| WHAT THE TASK REQUIRES |
For each line that holds "MOYENNES", copy the line out.

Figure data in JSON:
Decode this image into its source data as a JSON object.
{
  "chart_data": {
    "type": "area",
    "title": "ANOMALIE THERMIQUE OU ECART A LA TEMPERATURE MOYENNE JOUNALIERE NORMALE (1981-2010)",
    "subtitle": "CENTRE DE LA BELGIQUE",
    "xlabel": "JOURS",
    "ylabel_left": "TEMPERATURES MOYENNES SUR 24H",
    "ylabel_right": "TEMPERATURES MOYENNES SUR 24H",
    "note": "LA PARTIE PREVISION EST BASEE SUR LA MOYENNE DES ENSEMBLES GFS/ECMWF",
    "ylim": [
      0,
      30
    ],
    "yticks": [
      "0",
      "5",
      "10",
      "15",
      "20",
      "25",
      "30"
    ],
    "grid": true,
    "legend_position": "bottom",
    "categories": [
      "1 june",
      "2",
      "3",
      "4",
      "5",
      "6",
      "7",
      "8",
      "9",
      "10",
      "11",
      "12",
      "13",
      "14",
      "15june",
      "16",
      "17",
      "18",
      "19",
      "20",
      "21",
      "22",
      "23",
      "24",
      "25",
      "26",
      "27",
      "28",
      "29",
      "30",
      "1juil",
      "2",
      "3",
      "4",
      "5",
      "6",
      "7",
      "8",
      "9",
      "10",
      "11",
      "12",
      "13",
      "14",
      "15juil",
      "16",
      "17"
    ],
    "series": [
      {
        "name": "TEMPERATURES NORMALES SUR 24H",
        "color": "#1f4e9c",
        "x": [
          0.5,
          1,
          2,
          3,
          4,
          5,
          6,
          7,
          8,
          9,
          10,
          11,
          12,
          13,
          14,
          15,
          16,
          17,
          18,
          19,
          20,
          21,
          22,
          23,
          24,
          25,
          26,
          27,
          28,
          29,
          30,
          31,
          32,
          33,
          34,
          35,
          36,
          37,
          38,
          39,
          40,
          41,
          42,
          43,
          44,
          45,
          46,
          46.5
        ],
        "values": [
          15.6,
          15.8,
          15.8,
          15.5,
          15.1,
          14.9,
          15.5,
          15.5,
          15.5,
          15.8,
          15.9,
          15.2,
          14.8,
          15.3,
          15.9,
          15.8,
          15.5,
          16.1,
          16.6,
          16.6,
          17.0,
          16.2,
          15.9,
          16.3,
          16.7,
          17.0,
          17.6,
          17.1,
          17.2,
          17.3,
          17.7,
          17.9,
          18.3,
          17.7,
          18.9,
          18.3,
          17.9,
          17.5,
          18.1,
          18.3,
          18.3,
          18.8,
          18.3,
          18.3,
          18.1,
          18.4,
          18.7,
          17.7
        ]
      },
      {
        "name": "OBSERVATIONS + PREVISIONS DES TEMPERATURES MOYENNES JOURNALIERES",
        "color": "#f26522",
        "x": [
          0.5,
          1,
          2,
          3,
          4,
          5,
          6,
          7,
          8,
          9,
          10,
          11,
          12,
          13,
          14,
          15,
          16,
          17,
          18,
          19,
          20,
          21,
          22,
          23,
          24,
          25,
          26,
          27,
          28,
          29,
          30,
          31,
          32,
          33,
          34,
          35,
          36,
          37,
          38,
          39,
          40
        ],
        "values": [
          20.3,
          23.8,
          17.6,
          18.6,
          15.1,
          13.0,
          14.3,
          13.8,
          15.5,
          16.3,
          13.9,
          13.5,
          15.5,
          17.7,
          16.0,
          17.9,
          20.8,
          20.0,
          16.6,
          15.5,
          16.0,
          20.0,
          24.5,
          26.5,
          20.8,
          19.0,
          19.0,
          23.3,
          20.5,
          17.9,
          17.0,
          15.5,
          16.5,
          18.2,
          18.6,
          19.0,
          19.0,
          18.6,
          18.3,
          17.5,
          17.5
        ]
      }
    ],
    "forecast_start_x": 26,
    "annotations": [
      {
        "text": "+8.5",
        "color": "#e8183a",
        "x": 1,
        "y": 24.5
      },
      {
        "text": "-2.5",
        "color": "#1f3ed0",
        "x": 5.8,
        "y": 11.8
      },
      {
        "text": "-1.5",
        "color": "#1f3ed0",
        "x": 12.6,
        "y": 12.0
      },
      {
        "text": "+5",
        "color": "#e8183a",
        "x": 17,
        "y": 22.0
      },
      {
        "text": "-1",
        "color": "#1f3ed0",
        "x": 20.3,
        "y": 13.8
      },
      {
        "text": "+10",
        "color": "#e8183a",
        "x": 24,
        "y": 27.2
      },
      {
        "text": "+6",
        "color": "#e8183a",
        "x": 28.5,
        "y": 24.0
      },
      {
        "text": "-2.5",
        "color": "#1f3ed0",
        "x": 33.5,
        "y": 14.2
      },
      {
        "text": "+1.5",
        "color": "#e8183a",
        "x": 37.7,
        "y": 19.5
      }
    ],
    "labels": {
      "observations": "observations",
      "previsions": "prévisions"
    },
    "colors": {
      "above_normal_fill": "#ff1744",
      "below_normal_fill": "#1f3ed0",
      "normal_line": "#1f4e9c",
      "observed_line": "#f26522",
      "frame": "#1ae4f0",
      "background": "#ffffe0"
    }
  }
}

| SOLUTION TO THIS PROBLEM |
    "ylabel_left": "TEMPERATURES MOYENNES SUR 24H",
    "ylabel_right": "TEMPERATURES MOYENNES SUR 24H",
        "name": "OBSERVATIONS + PREVISIONS DES TEMPERATURES MOYENNES JOURNALIERES",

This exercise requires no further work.